Stored data
Start
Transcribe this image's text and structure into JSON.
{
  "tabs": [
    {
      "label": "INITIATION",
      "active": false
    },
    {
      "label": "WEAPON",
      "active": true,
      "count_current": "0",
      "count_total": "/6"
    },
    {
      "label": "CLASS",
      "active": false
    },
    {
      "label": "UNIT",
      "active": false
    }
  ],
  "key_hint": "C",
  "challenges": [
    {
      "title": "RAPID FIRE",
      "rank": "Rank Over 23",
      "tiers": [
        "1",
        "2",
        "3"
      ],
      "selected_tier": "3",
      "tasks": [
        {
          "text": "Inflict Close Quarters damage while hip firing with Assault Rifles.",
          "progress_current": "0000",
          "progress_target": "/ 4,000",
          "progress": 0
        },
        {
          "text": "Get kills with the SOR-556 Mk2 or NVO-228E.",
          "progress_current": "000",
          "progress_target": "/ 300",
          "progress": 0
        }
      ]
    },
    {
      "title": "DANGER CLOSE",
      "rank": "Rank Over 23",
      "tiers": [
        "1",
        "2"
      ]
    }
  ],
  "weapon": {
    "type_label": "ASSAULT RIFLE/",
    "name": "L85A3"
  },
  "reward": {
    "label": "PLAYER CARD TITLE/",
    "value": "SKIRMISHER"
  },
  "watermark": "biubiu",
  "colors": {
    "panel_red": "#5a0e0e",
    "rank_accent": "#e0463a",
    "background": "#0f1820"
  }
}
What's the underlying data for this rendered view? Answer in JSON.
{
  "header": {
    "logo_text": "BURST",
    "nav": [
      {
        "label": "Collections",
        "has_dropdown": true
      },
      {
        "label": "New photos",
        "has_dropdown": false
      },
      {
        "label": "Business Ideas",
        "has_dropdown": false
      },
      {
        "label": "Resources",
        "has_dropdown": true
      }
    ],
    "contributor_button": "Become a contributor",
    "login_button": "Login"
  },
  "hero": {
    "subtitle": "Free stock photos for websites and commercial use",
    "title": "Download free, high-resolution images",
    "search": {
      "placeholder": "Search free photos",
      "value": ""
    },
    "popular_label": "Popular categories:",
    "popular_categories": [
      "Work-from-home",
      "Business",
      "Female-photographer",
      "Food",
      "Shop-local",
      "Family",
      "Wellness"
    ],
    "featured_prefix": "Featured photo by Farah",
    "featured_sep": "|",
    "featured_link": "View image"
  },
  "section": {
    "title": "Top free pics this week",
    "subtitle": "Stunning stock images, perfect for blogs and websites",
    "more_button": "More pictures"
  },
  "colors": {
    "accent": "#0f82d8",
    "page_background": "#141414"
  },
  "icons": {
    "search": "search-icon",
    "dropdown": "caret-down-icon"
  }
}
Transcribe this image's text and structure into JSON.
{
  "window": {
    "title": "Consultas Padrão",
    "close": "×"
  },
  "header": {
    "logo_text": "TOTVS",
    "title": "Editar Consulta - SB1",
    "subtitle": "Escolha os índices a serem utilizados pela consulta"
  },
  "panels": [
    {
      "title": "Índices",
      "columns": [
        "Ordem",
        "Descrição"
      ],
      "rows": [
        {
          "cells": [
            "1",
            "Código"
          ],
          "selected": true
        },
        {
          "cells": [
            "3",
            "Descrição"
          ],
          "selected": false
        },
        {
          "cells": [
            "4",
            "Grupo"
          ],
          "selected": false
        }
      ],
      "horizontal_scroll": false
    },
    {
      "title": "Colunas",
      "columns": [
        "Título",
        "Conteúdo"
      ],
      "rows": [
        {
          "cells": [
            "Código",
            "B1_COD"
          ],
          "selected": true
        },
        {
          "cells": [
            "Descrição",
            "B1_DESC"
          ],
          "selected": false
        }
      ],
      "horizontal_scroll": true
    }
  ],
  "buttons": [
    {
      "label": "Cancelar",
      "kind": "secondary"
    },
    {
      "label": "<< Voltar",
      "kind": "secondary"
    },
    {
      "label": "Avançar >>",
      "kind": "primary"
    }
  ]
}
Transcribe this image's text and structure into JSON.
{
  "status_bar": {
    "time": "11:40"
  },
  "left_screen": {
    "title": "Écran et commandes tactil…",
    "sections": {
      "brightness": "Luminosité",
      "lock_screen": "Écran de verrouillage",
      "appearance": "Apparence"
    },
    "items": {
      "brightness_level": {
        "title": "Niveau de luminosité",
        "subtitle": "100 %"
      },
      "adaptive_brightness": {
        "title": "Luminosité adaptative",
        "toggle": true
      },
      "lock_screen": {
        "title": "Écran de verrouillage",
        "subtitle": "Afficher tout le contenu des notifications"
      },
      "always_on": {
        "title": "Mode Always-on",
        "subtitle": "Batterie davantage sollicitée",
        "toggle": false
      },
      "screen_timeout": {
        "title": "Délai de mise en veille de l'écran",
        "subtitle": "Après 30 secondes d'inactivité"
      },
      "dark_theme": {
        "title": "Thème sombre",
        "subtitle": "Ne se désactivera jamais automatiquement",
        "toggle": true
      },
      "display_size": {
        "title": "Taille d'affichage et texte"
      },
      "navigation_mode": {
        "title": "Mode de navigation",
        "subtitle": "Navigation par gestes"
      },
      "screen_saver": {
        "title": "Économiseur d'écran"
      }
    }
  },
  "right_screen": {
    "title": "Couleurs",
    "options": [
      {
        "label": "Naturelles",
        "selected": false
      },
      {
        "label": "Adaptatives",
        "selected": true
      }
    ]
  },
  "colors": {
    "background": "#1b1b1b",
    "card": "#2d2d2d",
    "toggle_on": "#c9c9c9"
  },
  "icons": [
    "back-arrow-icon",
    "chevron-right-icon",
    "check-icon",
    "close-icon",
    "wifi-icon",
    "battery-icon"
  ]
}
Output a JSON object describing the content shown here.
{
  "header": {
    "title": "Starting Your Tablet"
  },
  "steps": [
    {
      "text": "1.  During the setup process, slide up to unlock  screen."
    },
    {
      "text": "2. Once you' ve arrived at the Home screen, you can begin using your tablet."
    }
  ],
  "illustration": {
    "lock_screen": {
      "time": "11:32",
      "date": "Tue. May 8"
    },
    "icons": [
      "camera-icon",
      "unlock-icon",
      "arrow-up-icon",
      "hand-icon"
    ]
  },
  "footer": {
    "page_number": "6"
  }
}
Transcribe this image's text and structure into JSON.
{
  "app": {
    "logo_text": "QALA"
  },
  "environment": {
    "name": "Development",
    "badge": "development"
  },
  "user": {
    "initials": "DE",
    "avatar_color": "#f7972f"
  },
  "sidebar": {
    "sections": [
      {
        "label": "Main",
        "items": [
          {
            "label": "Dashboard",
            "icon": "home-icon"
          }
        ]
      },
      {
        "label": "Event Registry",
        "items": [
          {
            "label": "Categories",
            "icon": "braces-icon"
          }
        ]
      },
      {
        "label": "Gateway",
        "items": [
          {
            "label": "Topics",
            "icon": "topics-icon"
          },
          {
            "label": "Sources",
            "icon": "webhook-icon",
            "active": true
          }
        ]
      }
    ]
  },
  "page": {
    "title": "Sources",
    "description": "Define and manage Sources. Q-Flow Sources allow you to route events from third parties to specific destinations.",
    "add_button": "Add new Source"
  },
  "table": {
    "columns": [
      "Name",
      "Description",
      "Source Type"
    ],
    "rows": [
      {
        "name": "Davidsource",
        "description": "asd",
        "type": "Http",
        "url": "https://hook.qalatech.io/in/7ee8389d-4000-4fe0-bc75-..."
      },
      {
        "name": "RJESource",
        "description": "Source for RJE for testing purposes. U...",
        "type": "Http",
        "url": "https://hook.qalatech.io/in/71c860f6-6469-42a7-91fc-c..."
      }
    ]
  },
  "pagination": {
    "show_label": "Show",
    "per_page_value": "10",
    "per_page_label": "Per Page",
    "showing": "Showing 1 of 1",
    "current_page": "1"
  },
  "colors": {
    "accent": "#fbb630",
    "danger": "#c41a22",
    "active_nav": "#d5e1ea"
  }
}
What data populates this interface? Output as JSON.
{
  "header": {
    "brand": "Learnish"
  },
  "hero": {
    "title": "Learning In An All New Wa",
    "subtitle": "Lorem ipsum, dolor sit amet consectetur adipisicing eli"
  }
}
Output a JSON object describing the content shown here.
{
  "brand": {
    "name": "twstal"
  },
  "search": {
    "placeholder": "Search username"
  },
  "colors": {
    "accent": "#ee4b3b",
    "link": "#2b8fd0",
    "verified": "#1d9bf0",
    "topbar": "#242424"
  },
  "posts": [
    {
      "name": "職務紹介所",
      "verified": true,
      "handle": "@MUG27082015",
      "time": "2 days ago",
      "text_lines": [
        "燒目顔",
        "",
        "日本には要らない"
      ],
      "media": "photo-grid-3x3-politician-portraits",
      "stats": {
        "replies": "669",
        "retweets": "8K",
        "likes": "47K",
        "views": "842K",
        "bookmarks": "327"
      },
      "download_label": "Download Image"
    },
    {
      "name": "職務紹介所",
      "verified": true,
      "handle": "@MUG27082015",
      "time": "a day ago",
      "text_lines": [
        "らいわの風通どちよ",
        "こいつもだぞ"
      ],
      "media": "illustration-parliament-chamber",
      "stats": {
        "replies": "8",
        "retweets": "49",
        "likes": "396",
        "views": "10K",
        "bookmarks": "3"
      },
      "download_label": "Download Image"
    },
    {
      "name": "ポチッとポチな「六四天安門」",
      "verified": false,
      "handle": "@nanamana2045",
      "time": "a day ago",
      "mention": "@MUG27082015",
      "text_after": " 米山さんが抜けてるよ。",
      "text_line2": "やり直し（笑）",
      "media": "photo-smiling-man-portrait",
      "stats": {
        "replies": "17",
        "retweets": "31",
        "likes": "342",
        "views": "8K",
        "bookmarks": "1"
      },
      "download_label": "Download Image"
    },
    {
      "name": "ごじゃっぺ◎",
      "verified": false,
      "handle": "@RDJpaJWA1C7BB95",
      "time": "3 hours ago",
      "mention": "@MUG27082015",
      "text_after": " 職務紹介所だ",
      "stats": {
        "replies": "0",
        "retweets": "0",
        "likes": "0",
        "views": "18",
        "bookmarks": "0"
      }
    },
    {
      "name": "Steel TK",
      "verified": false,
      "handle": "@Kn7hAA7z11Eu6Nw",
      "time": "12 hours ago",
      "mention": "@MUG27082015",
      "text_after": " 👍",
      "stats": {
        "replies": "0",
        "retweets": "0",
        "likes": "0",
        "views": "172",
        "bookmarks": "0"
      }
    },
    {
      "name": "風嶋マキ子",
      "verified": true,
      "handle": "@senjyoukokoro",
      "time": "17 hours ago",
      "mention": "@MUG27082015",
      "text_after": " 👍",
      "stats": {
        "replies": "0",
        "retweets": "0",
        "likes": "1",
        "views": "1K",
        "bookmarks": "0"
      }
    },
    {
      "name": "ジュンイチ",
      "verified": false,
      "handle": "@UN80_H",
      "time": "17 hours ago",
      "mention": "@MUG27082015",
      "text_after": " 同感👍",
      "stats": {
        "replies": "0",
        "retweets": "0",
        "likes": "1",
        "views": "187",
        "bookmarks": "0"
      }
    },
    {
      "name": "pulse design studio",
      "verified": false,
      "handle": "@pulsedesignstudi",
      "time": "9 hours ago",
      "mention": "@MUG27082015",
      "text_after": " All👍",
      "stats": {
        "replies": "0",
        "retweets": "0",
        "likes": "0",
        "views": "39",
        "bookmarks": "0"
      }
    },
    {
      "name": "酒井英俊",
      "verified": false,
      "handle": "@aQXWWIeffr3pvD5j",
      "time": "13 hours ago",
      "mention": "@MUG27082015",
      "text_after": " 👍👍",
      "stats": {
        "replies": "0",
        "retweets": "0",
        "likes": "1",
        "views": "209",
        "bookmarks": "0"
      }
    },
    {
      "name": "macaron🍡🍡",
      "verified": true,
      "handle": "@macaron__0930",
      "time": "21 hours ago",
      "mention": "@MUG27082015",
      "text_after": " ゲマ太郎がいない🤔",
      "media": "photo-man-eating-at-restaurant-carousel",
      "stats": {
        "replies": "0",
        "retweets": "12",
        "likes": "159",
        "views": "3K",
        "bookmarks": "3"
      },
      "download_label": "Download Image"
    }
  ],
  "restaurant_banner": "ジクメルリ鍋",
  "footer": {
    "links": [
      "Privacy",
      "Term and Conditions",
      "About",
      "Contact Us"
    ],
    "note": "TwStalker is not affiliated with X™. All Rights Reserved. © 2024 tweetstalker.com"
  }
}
End
● Task requirements
Find each line in the records holding the string "What" and show it.

● Output for this task
What's the underlying data for this rendered view? Answer in JSON.
What data populates this interface? Output as JSON.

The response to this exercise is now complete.